## ENTRIES SUPPLIED
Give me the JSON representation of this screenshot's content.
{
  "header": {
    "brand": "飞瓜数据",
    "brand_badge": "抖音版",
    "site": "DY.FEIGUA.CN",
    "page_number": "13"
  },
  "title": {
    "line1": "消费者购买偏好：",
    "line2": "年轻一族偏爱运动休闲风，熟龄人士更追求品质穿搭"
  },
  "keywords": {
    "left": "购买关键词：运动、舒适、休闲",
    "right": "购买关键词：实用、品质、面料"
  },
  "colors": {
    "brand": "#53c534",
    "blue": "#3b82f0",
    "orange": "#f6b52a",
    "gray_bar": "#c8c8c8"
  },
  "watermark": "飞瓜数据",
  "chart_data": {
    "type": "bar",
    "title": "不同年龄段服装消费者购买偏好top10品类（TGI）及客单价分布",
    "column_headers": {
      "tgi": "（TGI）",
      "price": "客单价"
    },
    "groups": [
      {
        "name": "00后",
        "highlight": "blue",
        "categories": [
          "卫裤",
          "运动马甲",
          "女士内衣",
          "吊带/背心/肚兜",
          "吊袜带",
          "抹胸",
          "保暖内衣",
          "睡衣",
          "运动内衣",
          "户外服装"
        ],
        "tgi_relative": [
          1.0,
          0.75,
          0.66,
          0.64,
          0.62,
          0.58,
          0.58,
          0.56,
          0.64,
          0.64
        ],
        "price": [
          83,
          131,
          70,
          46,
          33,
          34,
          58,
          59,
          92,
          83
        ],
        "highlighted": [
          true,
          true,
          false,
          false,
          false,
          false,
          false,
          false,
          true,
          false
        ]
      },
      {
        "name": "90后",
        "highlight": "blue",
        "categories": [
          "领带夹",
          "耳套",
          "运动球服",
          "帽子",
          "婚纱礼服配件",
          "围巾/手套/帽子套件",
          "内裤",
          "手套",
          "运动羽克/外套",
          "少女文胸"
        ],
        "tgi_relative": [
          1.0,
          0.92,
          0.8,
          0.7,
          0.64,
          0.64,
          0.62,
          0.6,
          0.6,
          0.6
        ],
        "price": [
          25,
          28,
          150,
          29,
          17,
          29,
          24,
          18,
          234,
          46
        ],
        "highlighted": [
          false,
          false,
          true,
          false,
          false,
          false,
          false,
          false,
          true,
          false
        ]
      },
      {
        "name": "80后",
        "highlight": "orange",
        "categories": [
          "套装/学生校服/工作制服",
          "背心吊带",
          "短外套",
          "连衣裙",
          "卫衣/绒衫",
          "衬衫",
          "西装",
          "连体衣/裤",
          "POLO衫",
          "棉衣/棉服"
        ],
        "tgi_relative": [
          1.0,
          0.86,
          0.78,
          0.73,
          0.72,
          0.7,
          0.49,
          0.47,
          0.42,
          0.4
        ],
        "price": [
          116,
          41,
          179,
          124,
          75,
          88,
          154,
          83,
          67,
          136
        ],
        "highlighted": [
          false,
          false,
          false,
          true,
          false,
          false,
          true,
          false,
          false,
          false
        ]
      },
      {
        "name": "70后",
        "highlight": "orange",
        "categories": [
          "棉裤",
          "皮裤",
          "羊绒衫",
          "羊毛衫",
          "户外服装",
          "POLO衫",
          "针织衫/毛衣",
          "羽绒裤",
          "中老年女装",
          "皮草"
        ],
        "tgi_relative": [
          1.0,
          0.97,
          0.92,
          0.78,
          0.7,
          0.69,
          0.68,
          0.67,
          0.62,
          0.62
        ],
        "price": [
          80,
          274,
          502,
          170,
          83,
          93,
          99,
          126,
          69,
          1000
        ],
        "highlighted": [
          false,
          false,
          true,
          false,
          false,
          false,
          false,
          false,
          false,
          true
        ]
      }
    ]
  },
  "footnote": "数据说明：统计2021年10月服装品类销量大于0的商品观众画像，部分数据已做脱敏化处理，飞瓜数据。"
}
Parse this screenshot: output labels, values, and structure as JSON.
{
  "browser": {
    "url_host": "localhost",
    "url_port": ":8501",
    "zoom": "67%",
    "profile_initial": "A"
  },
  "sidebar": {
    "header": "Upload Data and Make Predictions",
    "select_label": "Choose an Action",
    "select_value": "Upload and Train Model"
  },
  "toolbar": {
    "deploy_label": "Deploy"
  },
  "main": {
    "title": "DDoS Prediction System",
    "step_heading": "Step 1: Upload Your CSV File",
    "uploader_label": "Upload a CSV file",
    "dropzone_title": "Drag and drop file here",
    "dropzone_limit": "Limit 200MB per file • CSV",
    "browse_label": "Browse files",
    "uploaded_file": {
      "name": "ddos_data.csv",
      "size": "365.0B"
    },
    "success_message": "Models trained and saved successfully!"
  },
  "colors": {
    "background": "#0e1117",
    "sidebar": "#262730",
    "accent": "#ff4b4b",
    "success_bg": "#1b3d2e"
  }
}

## AIM
Write out the lines above, starting at the line that contains "Parse this screenshot: output" and ending with the final line, and nothing else; copy them exactly.

## EXERCISE RESULT
Parse this screenshot: output labels, values, and structure as JSON.
{
  "browser": {
    "url_host": "localhost",
    "url_port": ":8501",
    "zoom": "67%",
    "profile_initial": "A"
  },
  "sidebar": {
    "header": "Upload Data and Make Predictions",
    "select_label": "Choose an Action",
    "select_value": "Upload and Train Model"
  },
  "toolbar": {
    "deploy_label": "Deploy"
  },
  "main": {
    "title": "DDoS Prediction System",
    "step_heading": "Step 1: Upload Your CSV File",
    "uploader_label": "Upload a CSV file",
    "dropzone_title": "Drag and drop file here",
    "dropzone_limit": "Limit 200MB per file • CSV",
    "browse_label": "Browse files",
    "uploaded_file": {
      "name": "ddos_data.csv",
      "size": "365.0B"
    },
    "success_message": "Models trained and saved successfully!"
  },
  "colors": {
    "background": "#0e1117",
    "sidebar": "#262730",
    "accent": "#ff4b4b",
    "success_bg": "#1b3d2e"
  }
}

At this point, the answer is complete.